Exercise material:

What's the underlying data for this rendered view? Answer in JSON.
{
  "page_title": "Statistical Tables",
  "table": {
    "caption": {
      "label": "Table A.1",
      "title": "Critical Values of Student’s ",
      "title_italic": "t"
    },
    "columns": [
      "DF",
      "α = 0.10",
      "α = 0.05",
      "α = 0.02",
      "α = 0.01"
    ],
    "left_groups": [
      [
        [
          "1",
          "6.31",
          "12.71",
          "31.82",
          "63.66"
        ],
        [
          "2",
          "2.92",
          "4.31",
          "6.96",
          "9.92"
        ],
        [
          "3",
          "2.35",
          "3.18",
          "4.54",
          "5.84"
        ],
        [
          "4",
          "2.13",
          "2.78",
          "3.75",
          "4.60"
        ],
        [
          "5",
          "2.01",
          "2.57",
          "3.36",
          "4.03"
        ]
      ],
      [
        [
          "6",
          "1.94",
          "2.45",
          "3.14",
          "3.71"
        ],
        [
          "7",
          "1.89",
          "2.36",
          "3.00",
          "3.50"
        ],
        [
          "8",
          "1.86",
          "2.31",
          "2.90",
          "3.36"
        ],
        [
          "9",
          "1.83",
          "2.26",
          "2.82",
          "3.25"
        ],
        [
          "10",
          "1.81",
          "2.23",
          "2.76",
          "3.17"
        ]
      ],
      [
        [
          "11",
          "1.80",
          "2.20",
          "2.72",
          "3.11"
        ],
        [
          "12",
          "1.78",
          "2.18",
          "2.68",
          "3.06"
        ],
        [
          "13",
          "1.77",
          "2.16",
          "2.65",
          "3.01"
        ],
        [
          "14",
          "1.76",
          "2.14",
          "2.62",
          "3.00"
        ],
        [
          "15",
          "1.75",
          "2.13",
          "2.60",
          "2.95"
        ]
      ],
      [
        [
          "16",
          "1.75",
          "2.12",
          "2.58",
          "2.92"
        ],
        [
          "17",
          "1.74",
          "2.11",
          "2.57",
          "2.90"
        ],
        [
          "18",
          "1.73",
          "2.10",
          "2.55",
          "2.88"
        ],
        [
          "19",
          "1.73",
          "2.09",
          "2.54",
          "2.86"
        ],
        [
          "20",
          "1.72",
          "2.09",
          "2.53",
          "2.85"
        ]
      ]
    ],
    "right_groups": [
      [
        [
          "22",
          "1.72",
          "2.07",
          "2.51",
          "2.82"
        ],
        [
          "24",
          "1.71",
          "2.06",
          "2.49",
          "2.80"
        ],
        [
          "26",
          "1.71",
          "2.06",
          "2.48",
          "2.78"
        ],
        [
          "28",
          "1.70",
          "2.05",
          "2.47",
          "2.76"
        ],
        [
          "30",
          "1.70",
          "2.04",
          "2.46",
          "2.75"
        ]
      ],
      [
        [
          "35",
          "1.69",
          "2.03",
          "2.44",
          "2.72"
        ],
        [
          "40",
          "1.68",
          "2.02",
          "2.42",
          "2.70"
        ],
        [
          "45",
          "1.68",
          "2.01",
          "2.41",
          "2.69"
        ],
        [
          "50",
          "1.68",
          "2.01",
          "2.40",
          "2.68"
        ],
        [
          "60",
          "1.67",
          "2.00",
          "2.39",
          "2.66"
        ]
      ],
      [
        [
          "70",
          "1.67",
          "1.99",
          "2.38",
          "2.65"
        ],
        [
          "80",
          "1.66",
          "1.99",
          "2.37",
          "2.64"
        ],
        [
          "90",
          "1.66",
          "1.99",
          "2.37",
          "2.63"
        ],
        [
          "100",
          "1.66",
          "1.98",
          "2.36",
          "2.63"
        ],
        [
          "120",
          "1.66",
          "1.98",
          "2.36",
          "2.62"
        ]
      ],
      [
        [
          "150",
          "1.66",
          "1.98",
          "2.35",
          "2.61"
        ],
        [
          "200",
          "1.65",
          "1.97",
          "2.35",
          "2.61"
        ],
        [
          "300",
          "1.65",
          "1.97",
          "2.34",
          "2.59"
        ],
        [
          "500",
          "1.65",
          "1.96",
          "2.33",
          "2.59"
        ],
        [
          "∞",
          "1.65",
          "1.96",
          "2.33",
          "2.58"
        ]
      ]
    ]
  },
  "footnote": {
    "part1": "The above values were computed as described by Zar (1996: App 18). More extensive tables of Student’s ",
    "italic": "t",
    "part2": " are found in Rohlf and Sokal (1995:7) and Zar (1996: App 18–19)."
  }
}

Written request:
Reproduce every line above without error.

Result of the exercise:
What's the underlying data for this rendered view? Answer in JSON.
{
  "page_title": "Statistical Tables",
  "table": {
    "caption": {
      "label": "Table A.1",
      "title": "Critical Values of Student’s ",
      "title_italic": "t"
    },
    "columns": [
      "DF",
      "α = 0.10",
      "α = 0.05",
      "α = 0.02",
      "α = 0.01"
    ],
    "left_groups": [
      [
        [
          "1",
          "6.31",
          "12.71",
          "31.82",
          "63.66"
        ],
        [
          "2",
          "2.92",
          "4.31",
          "6.96",
          "9.92"
        ],
        [
          "3",
          "2.35",
          "3.18",
          "4.54",
          "5.84"
        ],
        [
          "4",
          "2.13",
          "2.78",
          "3.75",
          "4.60"
        ],
        [
          "5",
          "2.01",
          "2.57",
          "3.36",
          "4.03"
        ]
      ],
      [
        [
          "6",
          "1.94",
          "2.45",
          "3.14",
          "3.71"
        ],
        [
          "7",
          "1.89",
          "2.36",
          "3.00",
          "3.50"
        ],
        [
          "8",
          "1.86",
          "2.31",
          "2.90",
          "3.36"
        ],
        [
          "9",
          "1.83",
          "2.26",
          "2.82",
          "3.25"
        ],
        [
          "10",
          "1.81",
          "2.23",
          "2.76",
          "3.17"
        ]
      ],
      [
        [
          "11",
          "1.80",
          "2.20",
          "2.72",
          "3.11"
        ],
        [
          "12",
          "1.78",
          "2.18",
          "2.68",
          "3.06"
        ],
        [
          "13",
          "1.77",
          "2.16",
          "2.65",
          "3.01"
        ],
        [
          "14",
          "1.76",
          "2.14",
          "2.62",
          "3.00"
        ],
        [
          "15",
          "1.75",
          "2.13",
          "2.60",
          "2.95"
        ]
      ],
      [
        [
          "16",
          "1.75",
          "2.12",
          "2.58",
          "2.92"
        ],
        [
          "17",
          "1.74",
          "2.11",
          "2.57",
          "2.90"
        ],
        [
          "18",
          "1.73",
          "2.10",
          "2.55",
          "2.88"
        ],
        [
          "19",
          "1.73",
          "2.09",
          "2.54",
          "2.86"
        ],
        [
          "20",
          "1.72",
          "2.09",
          "2.53",
          "2.85"
        ]
      ]
    ],
    "right_groups": [
      [
        [
          "22",
          "1.72",
          "2.07",
          "2.51",
          "2.82"
        ],
        [
          "24",
          "1.71",
          "2.06",
          "2.49",
          "2.80"
        ],
        [
          "26",
          "1.71",
          "2.06",
          "2.48",
          "2.78"
        ],
        [
          "28",
          "1.70",
          "2.05",
          "2.47",
          "2.76"
        ],
        [
          "30",
          "1.70",
          "2.04",
          "2.46",
          "2.75"
        ]
      ],
      [
        [
          "35",
          "1.69",
          "2.03",
          "2.44",
          "2.72"
        ],
        [
          "40",
          "1.68",
          "2.02",
          "2.42",
          "2.70"
        ],
        [
          "45",
          "1.68",
          "2.01",
          "2.41",
          "2.69"
        ],
        [
          "50",
          "1.68",
          "2.01",
          "2.40",
          "2.68"
        ],
        [
          "60",
          "1.67",
          "2.00",
          "2.39",
          "2.66"
        ]
      ],
      [
        [
          "70",
          "1.67",
          "1.99",
          "2.38",
          "2.65"
        ],
        [
          "80",
          "1.66",
          "1.99",
          "2.37",
          "2.64"
        ],
        [
          "90",
          "1.66",
          "1.99",
          "2.37",
          "2.63"
        ],
        [
          "100",
          "1.66",
          "1.98",
          "2.36",
          "2.63"
        ],
        [
          "120",
          "1.66",
          "1.98",
          "2.36",
          "2.62"
        ]
      ],
      [
        [
          "150",
          "1.66",
          "1.98",
          "2.35",
          "2.61"
        ],
        [
          "200",
          "1.65",
          "1.97",
          "2.35",
          "2.61"
        ],
        [
          "300",
          "1.65",
          "1.97",
          "2.34",
          "2.59"
        ],
        [
          "500",
          "1.65",
          "1.96",
          "2.33",
          "2.59"
        ],
        [
          "∞",
          "1.65",
          "1.96",
          "2.33",
          "2.58"
        ]
      ]
    ]
  },
  "footnote": {
    "part1": "The above values were computed as described by Zar (1996: App 18). More extensive tables of Student’s ",
    "italic": "t",
    "part2": " are found in Rohlf and Sokal (1995:7) and Zar (1996: App 18–19)."
  }
}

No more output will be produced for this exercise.